**Directive:** Repeat every line of the data exactly, but not the pictures.

**Working data:**

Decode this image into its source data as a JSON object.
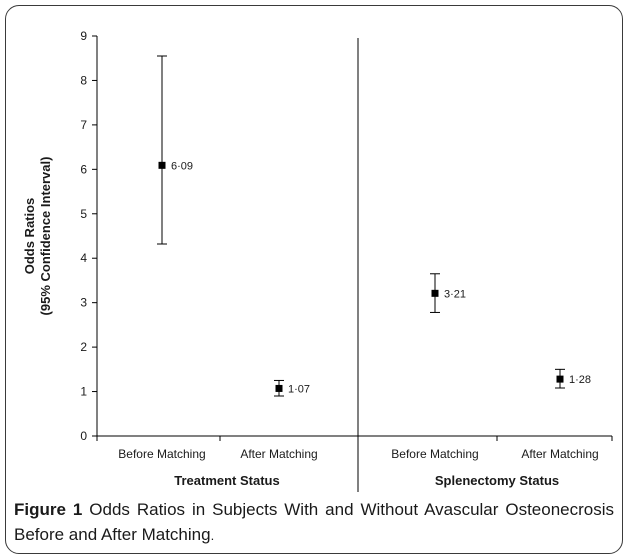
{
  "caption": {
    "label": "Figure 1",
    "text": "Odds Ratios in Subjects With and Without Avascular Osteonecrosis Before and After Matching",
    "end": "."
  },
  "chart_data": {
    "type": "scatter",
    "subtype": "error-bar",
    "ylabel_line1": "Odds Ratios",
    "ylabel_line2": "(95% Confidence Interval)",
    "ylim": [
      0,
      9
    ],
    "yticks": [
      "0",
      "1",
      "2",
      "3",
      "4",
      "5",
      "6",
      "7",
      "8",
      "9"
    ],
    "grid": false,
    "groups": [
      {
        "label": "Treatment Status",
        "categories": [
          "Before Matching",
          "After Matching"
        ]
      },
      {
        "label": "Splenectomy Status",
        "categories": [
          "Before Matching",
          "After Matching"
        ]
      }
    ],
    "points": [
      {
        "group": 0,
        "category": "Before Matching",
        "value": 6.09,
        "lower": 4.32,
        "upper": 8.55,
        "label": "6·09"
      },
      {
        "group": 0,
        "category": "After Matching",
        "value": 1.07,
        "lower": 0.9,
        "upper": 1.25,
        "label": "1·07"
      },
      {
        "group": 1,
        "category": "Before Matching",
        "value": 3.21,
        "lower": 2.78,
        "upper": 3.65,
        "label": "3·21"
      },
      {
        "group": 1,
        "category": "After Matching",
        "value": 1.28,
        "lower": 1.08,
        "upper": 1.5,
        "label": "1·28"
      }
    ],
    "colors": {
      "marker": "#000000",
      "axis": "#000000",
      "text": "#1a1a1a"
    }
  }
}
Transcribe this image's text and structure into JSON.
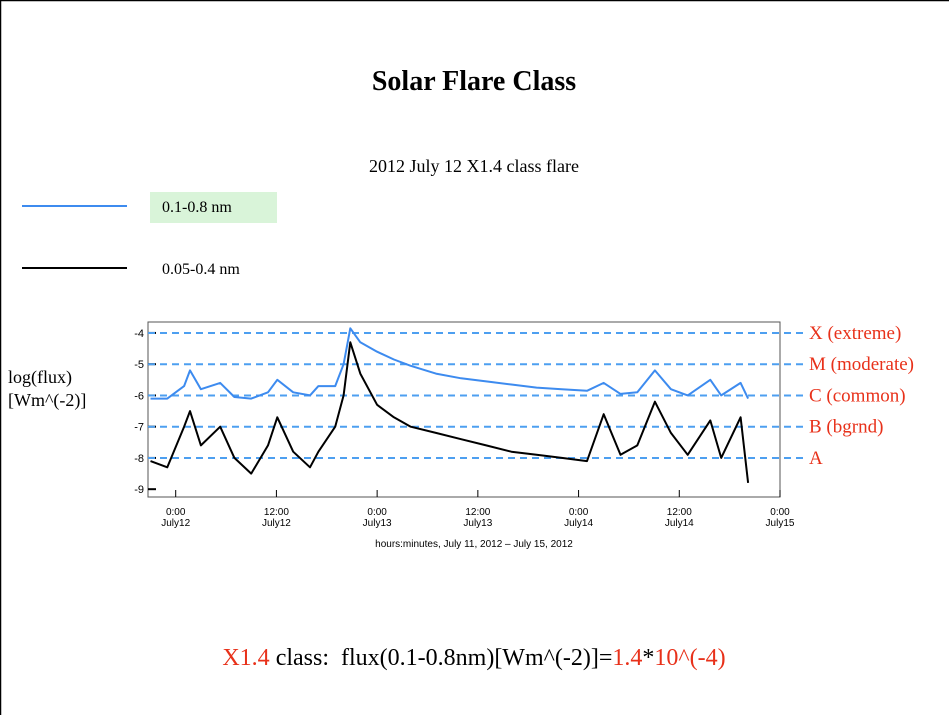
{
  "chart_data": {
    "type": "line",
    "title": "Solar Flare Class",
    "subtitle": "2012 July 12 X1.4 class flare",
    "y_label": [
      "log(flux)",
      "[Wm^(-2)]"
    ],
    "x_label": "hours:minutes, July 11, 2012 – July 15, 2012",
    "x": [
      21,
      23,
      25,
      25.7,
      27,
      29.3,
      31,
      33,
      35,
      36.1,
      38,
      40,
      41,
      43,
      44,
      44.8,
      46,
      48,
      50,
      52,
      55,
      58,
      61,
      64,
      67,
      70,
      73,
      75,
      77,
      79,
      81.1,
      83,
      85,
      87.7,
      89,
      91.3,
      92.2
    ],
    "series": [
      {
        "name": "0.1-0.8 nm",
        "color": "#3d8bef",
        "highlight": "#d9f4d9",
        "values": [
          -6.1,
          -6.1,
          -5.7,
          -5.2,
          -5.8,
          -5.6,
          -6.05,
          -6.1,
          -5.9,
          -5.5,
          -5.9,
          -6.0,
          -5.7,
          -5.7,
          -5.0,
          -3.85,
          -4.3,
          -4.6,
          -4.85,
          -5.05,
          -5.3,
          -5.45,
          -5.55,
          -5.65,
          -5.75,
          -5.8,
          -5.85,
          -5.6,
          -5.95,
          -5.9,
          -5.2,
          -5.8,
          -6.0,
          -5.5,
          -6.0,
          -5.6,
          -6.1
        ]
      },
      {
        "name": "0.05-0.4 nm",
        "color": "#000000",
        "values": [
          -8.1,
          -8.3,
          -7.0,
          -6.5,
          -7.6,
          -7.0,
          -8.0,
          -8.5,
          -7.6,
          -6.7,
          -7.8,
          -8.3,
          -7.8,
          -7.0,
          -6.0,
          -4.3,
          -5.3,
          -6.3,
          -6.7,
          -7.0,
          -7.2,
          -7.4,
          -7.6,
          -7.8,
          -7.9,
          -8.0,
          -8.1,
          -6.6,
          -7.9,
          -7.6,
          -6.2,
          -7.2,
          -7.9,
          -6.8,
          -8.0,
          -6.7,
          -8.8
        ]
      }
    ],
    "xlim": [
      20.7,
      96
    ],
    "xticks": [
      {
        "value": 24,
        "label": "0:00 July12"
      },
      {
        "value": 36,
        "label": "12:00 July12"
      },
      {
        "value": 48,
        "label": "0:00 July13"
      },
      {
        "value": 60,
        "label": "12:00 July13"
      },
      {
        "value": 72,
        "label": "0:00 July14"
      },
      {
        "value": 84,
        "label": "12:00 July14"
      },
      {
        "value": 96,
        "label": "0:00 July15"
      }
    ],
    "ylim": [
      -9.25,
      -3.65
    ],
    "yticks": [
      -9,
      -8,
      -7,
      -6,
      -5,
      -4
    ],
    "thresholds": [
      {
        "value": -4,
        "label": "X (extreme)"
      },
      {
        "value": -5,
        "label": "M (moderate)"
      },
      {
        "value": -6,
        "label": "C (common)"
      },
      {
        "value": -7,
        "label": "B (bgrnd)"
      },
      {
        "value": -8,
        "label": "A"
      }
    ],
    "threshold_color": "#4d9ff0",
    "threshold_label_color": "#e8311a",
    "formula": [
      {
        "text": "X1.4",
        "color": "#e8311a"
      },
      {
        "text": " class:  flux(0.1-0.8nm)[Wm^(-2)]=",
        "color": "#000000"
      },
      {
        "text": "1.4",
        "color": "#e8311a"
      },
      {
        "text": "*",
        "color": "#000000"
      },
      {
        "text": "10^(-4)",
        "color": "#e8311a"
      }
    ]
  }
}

**Response below:**
Decode this image into its source data as a JSON object.
{
  "caption": {
    "label": "Figure 1",
    "text": "Odds Ratios in Subjects With and Without Avascular Osteonecrosis Before and After Matching",
    "end": "."
  },
  "chart_data": {
    "type": "scatter",
    "subtype": "error-bar",
    "ylabel_line1": "Odds Ratios",
    "ylabel_line2": "(95% Confidence Interval)",
    "ylim": [
      0,
      9
    ],
    "yticks": [
      "0",
      "1",
      "2",
      "3",
      "4",
      "5",
      "6",
      "7",
      "8",
      "9"
    ],
    "grid": false,
    "groups": [
      {
        "label": "Treatment Status",
        "categories": [
          "Before Matching",
          "After Matching"
        ]
      },
      {
        "label": "Splenectomy Status",
        "categories": [
          "Before Matching",
          "After Matching"
        ]
      }
    ],
    "points": [
      {
        "group": 0,
        "category": "Before Matching",
        "value": 6.09,
        "lower": 4.32,
        "upper": 8.55,
        "label": "6·09"
      },
      {
        "group": 0,
        "category": "After Matching",
        "value": 1.07,
        "lower": 0.9,
        "upper": 1.25,
        "label": "1·07"
      },
      {
        "group": 1,
        "category": "Before Matching",
        "value": 3.21,
        "lower": 2.78,
        "upper": 3.65,
        "label": "3·21"
      },
      {
        "group": 1,
        "category": "After Matching",
        "value": 1.28,
        "lower": 1.08,
        "upper": 1.5,
        "label": "1·28"
      }
    ],
    "colors": {
      "marker": "#000000",
      "axis": "#000000",
      "text": "#1a1a1a"
    }
  }
}
Transcribe this image's text and structure into JSON.
{
  "chart_data": {
    "type": "line",
    "title": "Solar Flare Class",
    "subtitle": "2012 July 12 X1.4 class flare",
    "y_label": [
      "log(flux)",
      "[Wm^(-2)]"
    ],
    "x_label": "hours:minutes, July 11, 2012 – July 15, 2012",
    "x": [
      21,
      23,
      25,
      25.7,
      27,
      29.3,
      31,
      33,
      35,
      36.1,
      38,
      40,
      41,
      43,
      44,
      44.8,
      46,
      48,
      50,
      52,
      55,
      58,
      61,
      64,
      67,
      70,
      73,
      75,
      77,
      79,
      81.1,
      83,
      85,
      87.7,
      89,
      91.3,
      92.2
    ],
    "series": [
      {
        "name": "0.1-0.8 nm",
        "color": "#3d8bef",
        "highlight": "#d9f4d9",
        "values": [
          -6.1,
          -6.1,
          -5.7,
          -5.2,
          -5.8,
          -5.6,
          -6.05,
          -6.1,
          -5.9,
          -5.5,
          -5.9,
          -6.0,
          -5.7,
          -5.7,
          -5.0,
          -3.85,
          -4.3,
          -4.6,
          -4.85,
          -5.05,
          -5.3,
          -5.45,
          -5.55,
          -5.65,
          -5.75,
          -5.8,
          -5.85,
          -5.6,
          -5.95,
          -5.9,
          -5.2,
          -5.8,
          -6.0,
          -5.5,
          -6.0,
          -5.6,
          -6.1
        ]
      },
      {
        "name": "0.05-0.4 nm",
        "color": "#000000",
        "values": [
          -8.1,
          -8.3,
          -7.0,
          -6.5,
          -7.6,
          -7.0,
          -8.0,
          -8.5,
          -7.6,
          -6.7,
          -7.8,
          -8.3,
          -7.8,
          -7.0,
          -6.0,
          -4.3,
          -5.3,
          -6.3,
          -6.7,
          -7.0,
          -7.2,
          -7.4,
          -7.6,
          -7.8,
          -7.9,
          -8.0,
          -8.1,
          -6.6,
          -7.9,
          -7.6,
          -6.2,
          -7.2,
          -7.9,
          -6.8,
          -8.0,
          -6.7,
          -8.8
        ]
      }
    ],
    "xlim": [
      20.7,
      96
    ],
    "xticks": [
      {
        "value": 24,
        "label": "0:00 July12"
      },
      {
        "value": 36,
        "label": "12:00 July12"
      },
      {
        "value": 48,
        "label": "0:00 July13"
      },
      {
        "value": 60,
        "label": "12:00 July13"
      },
      {
        "value": 72,
        "label": "0:00 July14"
      },
      {
        "value": 84,
        "label": "12:00 July14"
      },
      {
        "value": 96,
        "label": "0:00 July15"
      }
    ],
    "ylim": [
      -9.25,
      -3.65
    ],
    "yticks": [
      -9,
      -8,
      -7,
      -6,
      -5,
      -4
    ],
    "thresholds": [
      {
        "value": -4,
        "label": "X (extreme)"
      },
      {
        "value": -5,
        "label": "M (moderate)"
      },
      {
        "value": -6,
        "label": "C (common)"
      },
      {
        "value": -7,
        "label": "B (bgrnd)"
      },
      {
        "value": -8,
        "label": "A"
      }
    ],
    "threshold_color": "#4d9ff0",
    "threshold_label_color": "#e8311a",
    "formula": [
      {
        "text": "X1.4",
        "color": "#e8311a"
      },
      {
        "text": " class:  flux(0.1-0.8nm)[Wm^(-2)]=",
        "color": "#000000"
      },
      {
        "text": "1.4",
        "color": "#e8311a"
      },
      {
        "text": "*",
        "color": "#000000"
      },
      {
        "text": "10^(-4)",
        "color": "#e8311a"
      }
    ]
  }
}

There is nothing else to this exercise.